[Start of Records shown]
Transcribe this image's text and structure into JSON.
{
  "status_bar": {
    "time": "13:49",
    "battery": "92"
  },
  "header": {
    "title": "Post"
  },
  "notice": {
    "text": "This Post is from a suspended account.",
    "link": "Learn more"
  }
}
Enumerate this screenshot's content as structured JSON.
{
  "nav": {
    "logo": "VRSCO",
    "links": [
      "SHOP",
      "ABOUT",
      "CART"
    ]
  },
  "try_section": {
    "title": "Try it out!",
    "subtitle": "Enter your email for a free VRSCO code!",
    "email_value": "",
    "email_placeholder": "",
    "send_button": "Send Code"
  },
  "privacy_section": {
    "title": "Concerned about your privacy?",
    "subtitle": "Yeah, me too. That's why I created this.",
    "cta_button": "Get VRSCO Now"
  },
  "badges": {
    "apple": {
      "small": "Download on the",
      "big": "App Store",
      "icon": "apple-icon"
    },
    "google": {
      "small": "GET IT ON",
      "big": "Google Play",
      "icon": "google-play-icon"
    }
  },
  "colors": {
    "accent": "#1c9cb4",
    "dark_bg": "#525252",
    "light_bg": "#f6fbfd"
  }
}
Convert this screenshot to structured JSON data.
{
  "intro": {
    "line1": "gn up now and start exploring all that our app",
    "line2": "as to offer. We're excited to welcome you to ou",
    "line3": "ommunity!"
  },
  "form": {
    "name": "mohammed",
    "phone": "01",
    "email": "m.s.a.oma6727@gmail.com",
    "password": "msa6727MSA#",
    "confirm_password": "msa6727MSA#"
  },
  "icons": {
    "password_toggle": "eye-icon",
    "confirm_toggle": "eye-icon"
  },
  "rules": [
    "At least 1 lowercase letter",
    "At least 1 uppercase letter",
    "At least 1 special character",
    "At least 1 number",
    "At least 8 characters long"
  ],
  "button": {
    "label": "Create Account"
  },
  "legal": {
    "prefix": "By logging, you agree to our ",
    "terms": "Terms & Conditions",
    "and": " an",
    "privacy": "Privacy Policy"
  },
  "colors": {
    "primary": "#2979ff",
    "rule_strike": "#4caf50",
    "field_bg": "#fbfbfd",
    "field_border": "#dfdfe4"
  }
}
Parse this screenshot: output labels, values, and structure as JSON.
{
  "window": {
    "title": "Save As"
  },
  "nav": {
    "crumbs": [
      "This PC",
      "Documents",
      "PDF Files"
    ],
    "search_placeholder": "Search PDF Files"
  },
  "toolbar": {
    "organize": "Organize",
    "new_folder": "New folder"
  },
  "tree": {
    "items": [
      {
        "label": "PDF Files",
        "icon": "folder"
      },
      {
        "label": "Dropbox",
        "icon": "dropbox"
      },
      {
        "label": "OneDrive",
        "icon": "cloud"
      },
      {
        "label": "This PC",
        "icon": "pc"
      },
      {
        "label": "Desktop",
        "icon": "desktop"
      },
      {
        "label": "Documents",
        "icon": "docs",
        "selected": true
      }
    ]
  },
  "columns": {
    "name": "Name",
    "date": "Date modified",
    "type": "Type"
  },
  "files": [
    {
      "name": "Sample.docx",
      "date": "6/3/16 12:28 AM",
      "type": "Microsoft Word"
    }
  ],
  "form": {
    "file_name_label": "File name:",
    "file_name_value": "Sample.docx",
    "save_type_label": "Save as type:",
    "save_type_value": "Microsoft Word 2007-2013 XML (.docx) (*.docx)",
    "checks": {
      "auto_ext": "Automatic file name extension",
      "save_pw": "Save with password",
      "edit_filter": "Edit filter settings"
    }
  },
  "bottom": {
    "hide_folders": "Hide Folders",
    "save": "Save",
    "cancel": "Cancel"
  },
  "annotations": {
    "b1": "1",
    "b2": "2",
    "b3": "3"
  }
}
[End of Records shown]
▶ _What you will do_
Every line of the data above should be reproduced word for word.

▶ _Solution to the problem_
Transcribe this image's text and structure into JSON.
{
  "status_bar": {
    "time": "13:49",
    "battery": "92"
  },
  "header": {
    "title": "Post"
  },
  "notice": {
    "text": "This Post is from a suspended account.",
    "link": "Learn more"
  }
}
Enumerate this screenshot's content as structured JSON.
{
  "nav": {
    "logo": "VRSCO",
    "links": [
      "SHOP",
      "ABOUT",
      "CART"
    ]
  },
  "try_section": {
    "title": "Try it out!",
    "subtitle": "Enter your email for a free VRSCO code!",
    "email_value": "",
    "email_placeholder": "",
    "send_button": "Send Code"
  },
  "privacy_section": {
    "title": "Concerned about your privacy?",
    "subtitle": "Yeah, me too. That's why I created this.",
    "cta_button": "Get VRSCO Now"
  },
  "badges": {
    "apple": {
      "small": "Download on the",
      "big": "App Store",
      "icon": "apple-icon"
    },
    "google": {
      "small": "GET IT ON",
      "big": "Google Play",
      "icon": "google-play-icon"
    }
  },
  "colors": {
    "accent": "#1c9cb4",
    "dark_bg": "#525252",
    "light_bg": "#f6fbfd"
  }
}
Convert this screenshot to structured JSON data.
{
  "intro": {
    "line1": "gn up now and start exploring all that our app",
    "line2": "as to offer. We're excited to welcome you to ou",
    "line3": "ommunity!"
  },
  "form": {
    "name": "mohammed",
    "phone": "01",
    "email": "m.s.a.oma6727@gmail.com",
    "password": "msa6727MSA#",
    "confirm_password": "msa6727MSA#"
  },
  "icons": {
    "password_toggle": "eye-icon",
    "confirm_toggle": "eye-icon"
  },
  "rules": [
    "At least 1 lowercase letter",
    "At least 1 uppercase letter",
    "At least 1 special character",
    "At least 1 number",
    "At least 8 characters long"
  ],
  "button": {
    "label": "Create Account"
  },
  "legal": {
    "prefix": "By logging, you agree to our ",
    "terms": "Terms & Conditions",
    "and": " an",
    "privacy": "Privacy Policy"
  },
  "colors": {
    "primary": "#2979ff",
    "rule_strike": "#4caf50",
    "field_bg": "#fbfbfd",
    "field_border": "#dfdfe4"
  }
}
Parse this screenshot: output labels, values, and structure as JSON.
{
  "window": {
    "title": "Save As"
  },
  "nav": {
    "crumbs": [
      "This PC",
      "Documents",
      "PDF Files"
    ],
    "search_placeholder": "Search PDF Files"
  },
  "toolbar": {
    "organize": "Organize",
    "new_folder": "New folder"
  },
  "tree": {
    "items": [
      {
        "label": "PDF Files",
        "icon": "folder"
      },
      {
        "label": "Dropbox",
        "icon": "dropbox"
      },
      {
        "label": "OneDrive",
        "icon": "cloud"
      },
      {
        "label": "This PC",
        "icon": "pc"
      },
      {
        "label": "Desktop",
        "icon": "desktop"
      },
      {
        "label": "Documents",
        "icon": "docs",
        "selected": true
      }
    ]
  },
  "columns": {
    "name": "Name",
    "date": "Date modified",
    "type": "Type"
  },
  "files": [
    {
      "name": "Sample.docx",
      "date": "6/3/16 12:28 AM",
      "type": "Microsoft Word"
    }
  ],
  "form": {
    "file_name_label": "File name:",
    "file_name_value": "Sample.docx",
    "save_type_label": "Save as type:",
    "save_type_value": "Microsoft Word 2007-2013 XML (.docx) (*.docx)",
    "checks": {
      "auto_ext": "Automatic file name extension",
      "save_pw": "Save with password",
      "edit_filter": "Edit filter settings"
    }
  },
  "bottom": {
    "hide_folders": "Hide Folders",
    "save": "Save",
    "cancel": "Cancel"
  },
  "annotations": {
    "b1": "1",
    "b2": "2",
    "b3": "3"
  }
}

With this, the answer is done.